Write out all the lines again, precisely as they stand, but without the images.

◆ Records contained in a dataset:

◇ ◇ ◇ ◇ ◇ ◇ ◇

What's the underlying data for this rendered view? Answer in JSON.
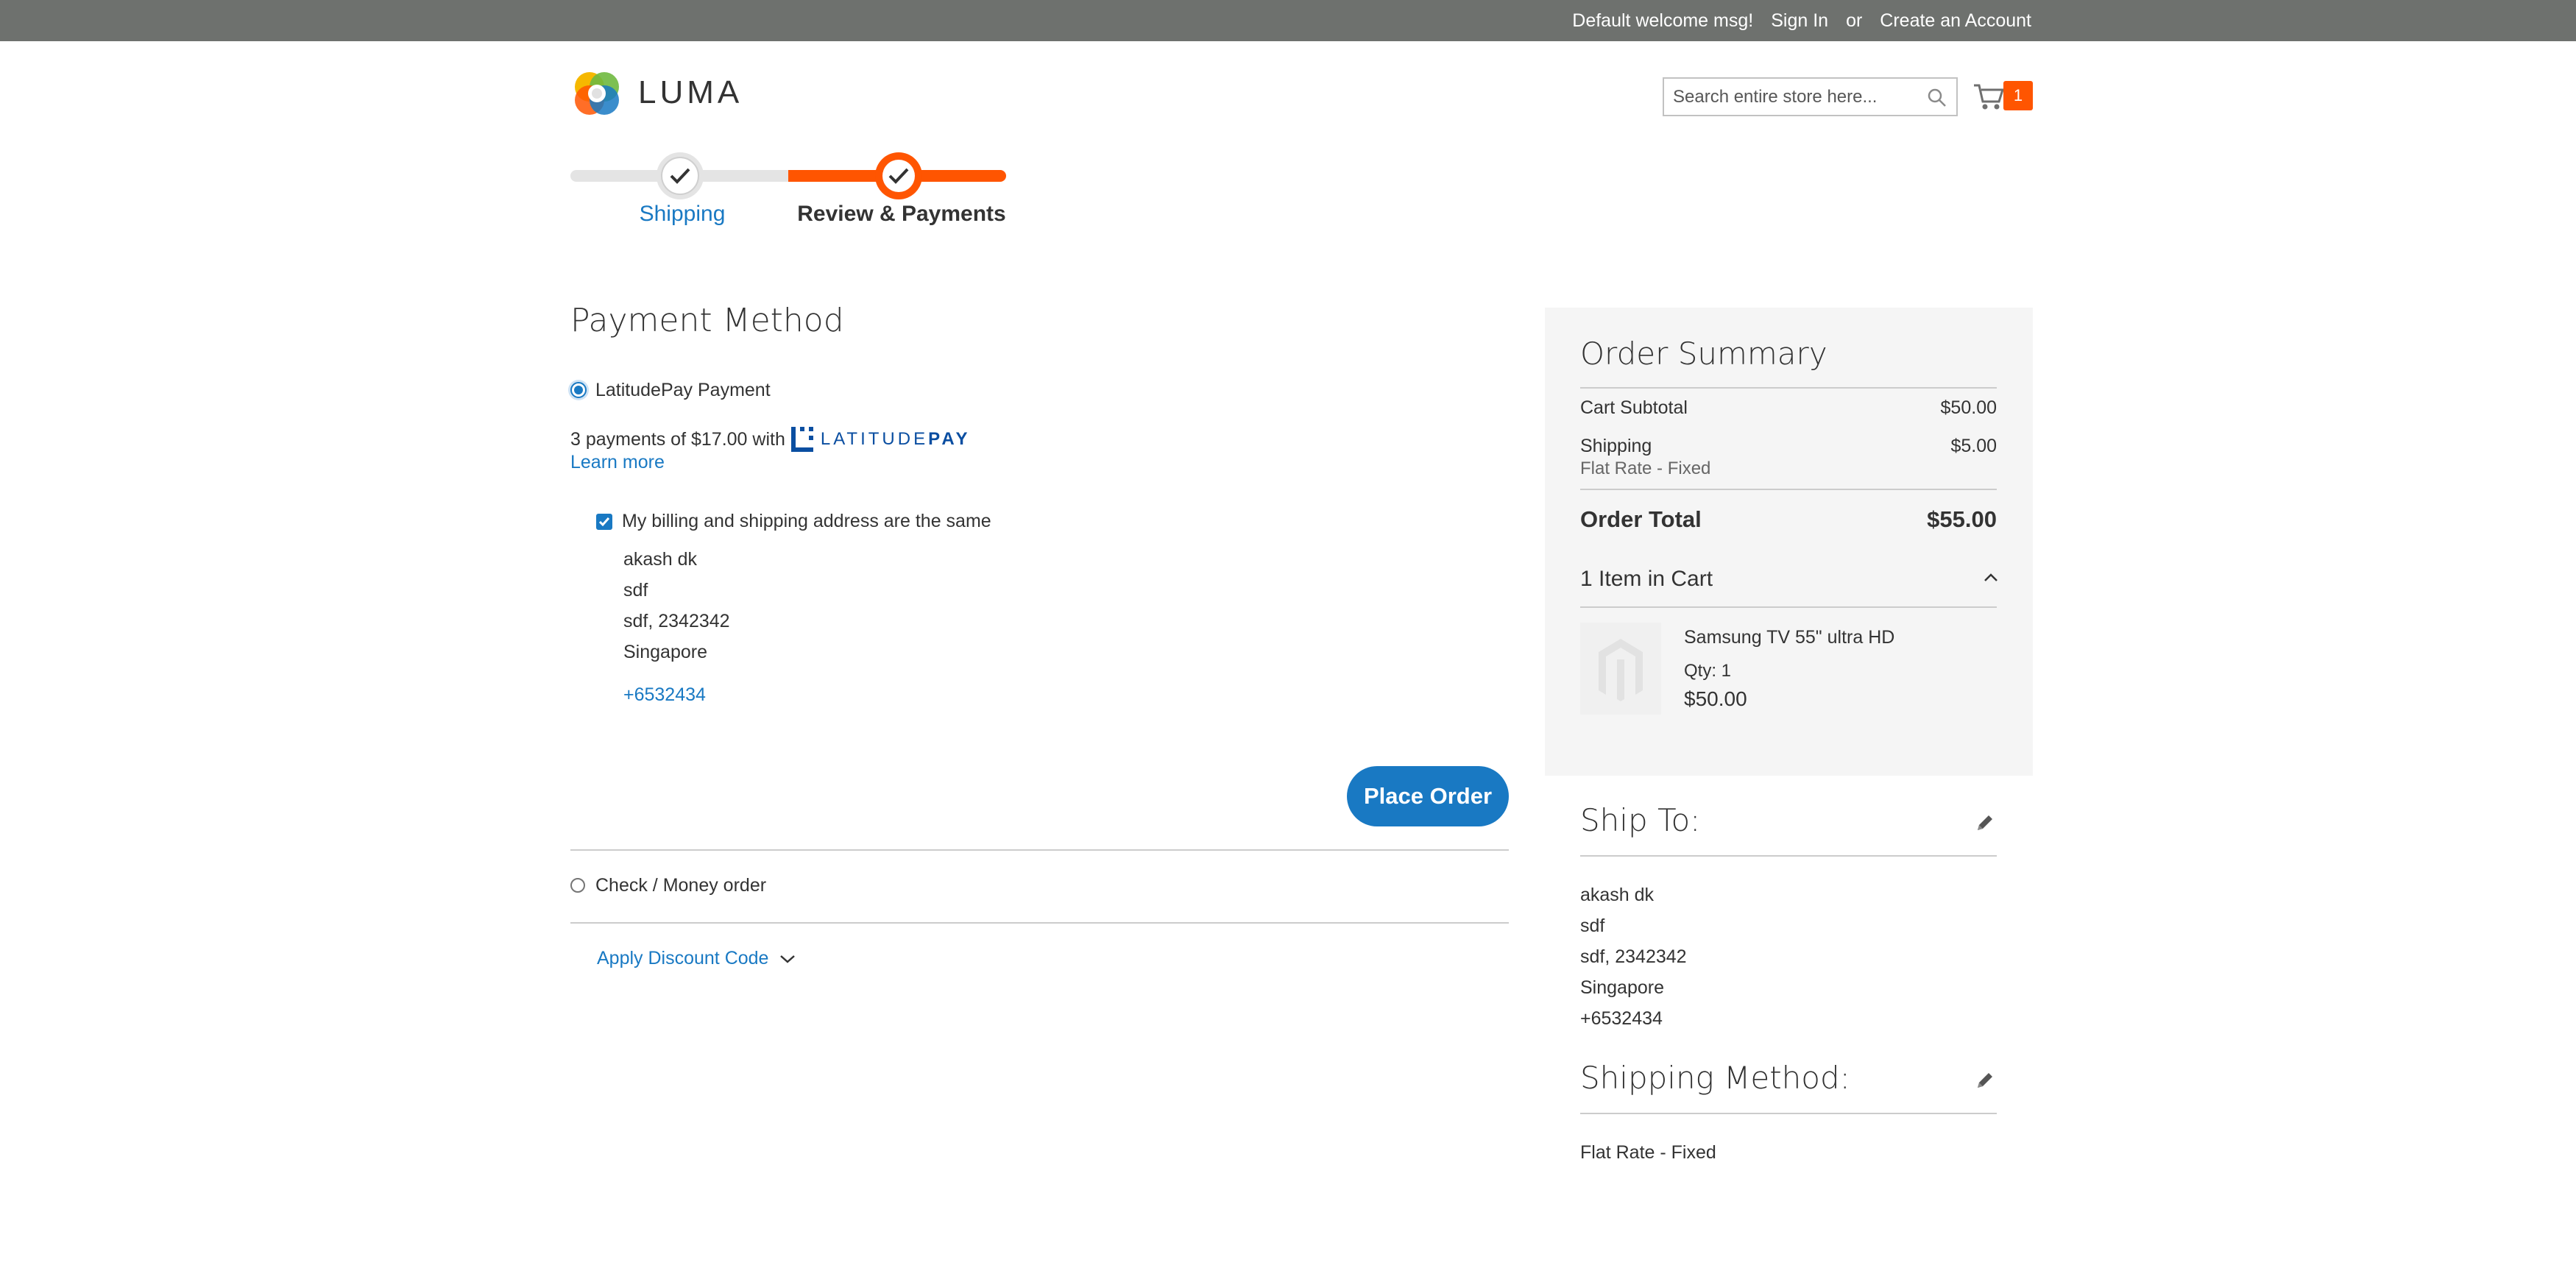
{
  "topbar": {
    "welcome": "Default welcome msg!",
    "sign_in": "Sign In",
    "or": "or",
    "create_account": "Create an Account"
  },
  "header": {
    "logo_text": "LUMA",
    "search_placeholder": "Search entire store here...",
    "cart_count": "1"
  },
  "progress": {
    "steps": [
      {
        "label": "Shipping",
        "state": "complete"
      },
      {
        "label": "Review & Payments",
        "state": "active"
      }
    ]
  },
  "payment": {
    "title": "Payment Method",
    "options": [
      {
        "label": "LatitudePay Payment",
        "selected": true
      },
      {
        "label": "Check / Money order",
        "selected": false
      }
    ],
    "installments_text": "3 payments of $17.00 with",
    "provider_logo_text": "LATITUDE",
    "provider_logo_bold": "PAY",
    "learn_more": "Learn more",
    "same_address_label": "My billing and shipping address are the same",
    "billing_address": {
      "name": "akash dk",
      "street": "sdf",
      "city_zip": "sdf, 2342342",
      "country": "Singapore",
      "phone": "+6532434"
    },
    "place_order": "Place Order",
    "discount_link": "Apply Discount Code"
  },
  "summary": {
    "title": "Order Summary",
    "cart_subtotal_label": "Cart Subtotal",
    "cart_subtotal_value": "$50.00",
    "shipping_label": "Shipping",
    "shipping_value": "$5.00",
    "shipping_method": "Flat Rate - Fixed",
    "order_total_label": "Order Total",
    "order_total_value": "$55.00",
    "items_in_cart": "1 Item in Cart",
    "item": {
      "name": "Samsung TV 55\" ultra HD",
      "qty": "Qty: 1",
      "price": "$50.00"
    }
  },
  "ship_to": {
    "title": "Ship To:",
    "name": "akash dk",
    "street": "sdf",
    "city_zip": "sdf, 2342342",
    "country": "Singapore",
    "phone": "+6532434"
  },
  "shipping_method_block": {
    "title": "Shipping Method:",
    "value": "Flat Rate - Fixed"
  },
  "colors": {
    "accent": "#1979c3",
    "brand_orange": "#ff5501",
    "topbar": "#6e716e",
    "summary_bg": "#f5f5f5"
  }
}
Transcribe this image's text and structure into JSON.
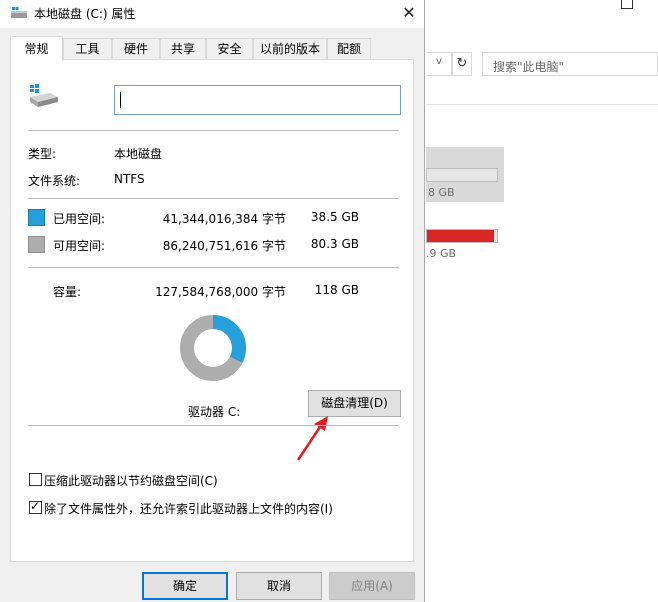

◇ ◇ ◇ ◇ ◇ ◇ ◇

◆ Expected output:
What's the underlying data for this rendered view? Answer in JSON.
{
  "topbar": {
    "welcome": "Default welcome msg!",
    "sign_in": "Sign In",
    "or": "or",
    "create_account": "Create an Account"
  },
  "header": {
    "logo_text": "LUMA",
    "search_placeholder": "Search entire store here...",
    "cart_count": "1"
  },
  "progress": {
    "steps": [
      {
        "label": "Shipping",
        "state": "complete"
      },
      {
        "label": "Review & Payments",
        "state": "active"
      }
    ]
  },
  "payment": {
    "title": "Payment Method",
    "options": [
      {
        "label": "LatitudePay Payment",
        "selected": true
      },
      {
        "label": "Check / Money order",
        "selected": false
      }
    ],
    "installments_text": "3 payments of $17.00 with",
    "provider_logo_text": "LATITUDE",
    "provider_logo_bold": "PAY",
    "learn_more": "Learn more",
    "same_address_label": "My billing and shipping address are the same",
    "billing_address": {
      "name": "akash dk",
      "street": "sdf",
      "city_zip": "sdf, 2342342",
      "country": "Singapore",
      "phone": "+6532434"
    },
    "place_order": "Place Order",
    "discount_link": "Apply Discount Code"
  },
  "summary": {
    "title": "Order Summary",
    "cart_subtotal_label": "Cart Subtotal",
    "cart_subtotal_value": "$50.00",
    "shipping_label": "Shipping",
    "shipping_value": "$5.00",
    "shipping_method": "Flat Rate - Fixed",
    "order_total_label": "Order Total",
    "order_total_value": "$55.00",
    "items_in_cart": "1 Item in Cart",
    "item": {
      "name": "Samsung TV 55\" ultra HD",
      "qty": "Qty: 1",
      "price": "$50.00"
    }
  },
  "ship_to": {
    "title": "Ship To:",
    "name": "akash dk",
    "street": "sdf",
    "city_zip": "sdf, 2342342",
    "country": "Singapore",
    "phone": "+6532434"
  },
  "shipping_method_block": {
    "title": "Shipping Method:",
    "value": "Flat Rate - Fixed"
  },
  "colors": {
    "accent": "#1979c3",
    "brand_orange": "#ff5501",
    "topbar": "#6e716e",
    "summary_bg": "#f5f5f5"
  }
}
Transcribe this image's text and structure into JSON.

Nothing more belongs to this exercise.